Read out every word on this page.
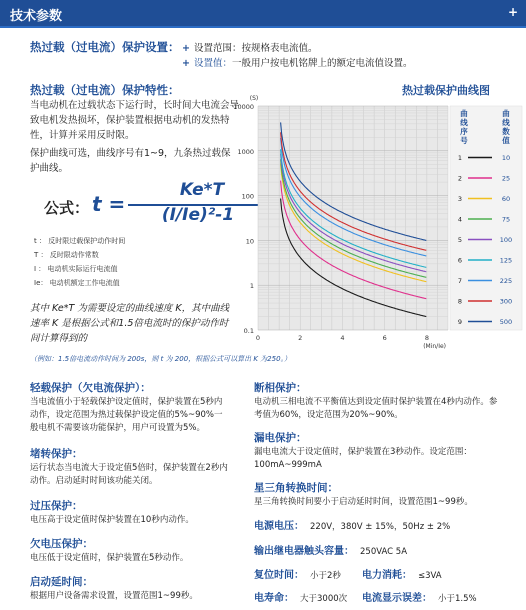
技术参数	+
热过载（过电流）保护设置： + 设置范围：按规格表电流值。
+ 设置值：一般用户按电机铭牌上的额定电流值设置。
热过载（过电流）保护特性：
当电动机在过载状态下运行时，长时间大电流会导致电机发热损坏，保护装置根据电动机的发热特性，计算并采用反时限。
保护曲线可选，曲线序号有1~9，九条热过载保护曲线。
公式： t =
Ke*T
(I/Ie)²-1
t ： 反时限过载保护动作时间
T ： 反时限动作常数
I ： 电动机实际运行电流值
Ie： 电动机额定工作电流值
其中 Ke*T 为需要设定的曲线速度 K，其中曲线速率 K 是根据公式和1.5倍电流时的保护动作时间计算得到的
（例如：1.5倍电流动作时间为 200s，则 t 为 200，根据公式可以算出 K 为250。）
热过载保护曲线图
0.1
1
10
100
1000
10000
0	2	4	6	8
(S)
(Min/Ie)
曲
线
序
号
曲
线
数
值
1	10
2	25
3	60
4	75
5	100
6	125
7	225
8	300
9	500
轻载保护（欠电流保护）：
当电流值小于轻载保护设定值时，保护装置在5秒内动作，设定范围为热过载保护设定值的5%~90%一般电机不需要该功能保护，用户可设置为5%。
堵转保护：
运行状态当电流大于设定值5倍时，保护装置在2秒内动作。启动延时时间该功能关闭。
过压保护：
电压高于设定值时保护装置在10秒内动作。
欠电压保护：
电压低于设定值时，保护装置在5秒动作。
启动延时间：
根据用户设备需求设置，设置范围1~99秒。
断相保护：
电动机三相电流不平衡值达到设定值时保护装置在4秒内动作。参考值为60%，设定范围为20%~90%。
漏电保护：
漏电电流大于设定值时，保护装置在3秒动作。设定范围：100mA~999mA
星三角转换时间：
星三角转换时间要小于启动延时时间，设置范围1~99秒。
电源电压： 220V，380V ± 15%，50Hz ± 2%
输出继电器触头容量： 250VAC 5A
复位时间： 小于2秒 电力消耗： ≤3VA
电寿命： 大于3000次 电流显示误差： 小于1.5%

= = = =

Restate every record exactly, please; do not copy the pictures.

▸ **Full solution**:
Read out every word on this page.
技术参数	+
热过载（过电流）保护设置： + 设置范围：按规格表电流值。
+ 设置值：一般用户按电机铭牌上的额定电流值设置。
热过载（过电流）保护特性：
当电动机在过载状态下运行时，长时间大电流会导致电机发热损坏，保护装置根据电动机的发热特性，计算并采用反时限。
保护曲线可选，曲线序号有1~9，九条热过载保护曲线。
公式： t =
Ke*T
(I/Ie)²-1
t ： 反时限过载保护动作时间
T ： 反时限动作常数
I ： 电动机实际运行电流值
Ie： 电动机额定工作电流值
其中 Ke*T 为需要设定的曲线速度 K，其中曲线速率 K 是根据公式和1.5倍电流时的保护动作时间计算得到的
（例如：1.5倍电流动作时间为 200s，则 t 为 200，根据公式可以算出 K 为250。）
热过载保护曲线图
0.1
1
10
100
1000
10000
0	2	4	6	8
(S)
(Min/Ie)
曲
线
序
号
曲
线
数
值
1	10
2	25
3	60
4	75
5	100
6	125
7	225
8	300
9	500
轻载保护（欠电流保护）：
当电流值小于轻载保护设定值时，保护装置在5秒内动作，设定范围为热过载保护设定值的5%~90%一般电机不需要该功能保护，用户可设置为5%。
堵转保护：
运行状态当电流大于设定值5倍时，保护装置在2秒内动作。启动延时时间该功能关闭。
过压保护：
电压高于设定值时保护装置在10秒内动作。
欠电压保护：
电压低于设定值时，保护装置在5秒动作。
启动延时间：
根据用户设备需求设置，设置范围1~99秒。
断相保护：
电动机三相电流不平衡值达到设定值时保护装置在4秒内动作。参考值为60%，设定范围为20%~90%。
漏电保护：
漏电电流大于设定值时，保护装置在3秒动作。设定范围：100mA~999mA
星三角转换时间：
星三角转换时间要小于启动延时时间，设置范围1~99秒。
电源电压： 220V，380V ± 15%，50Hz ± 2%
输出继电器触头容量： 250VAC 5A
复位时间： 小于2秒 电力消耗： ≤3VA
电寿命： 大于3000次 电流显示误差： 小于1.5%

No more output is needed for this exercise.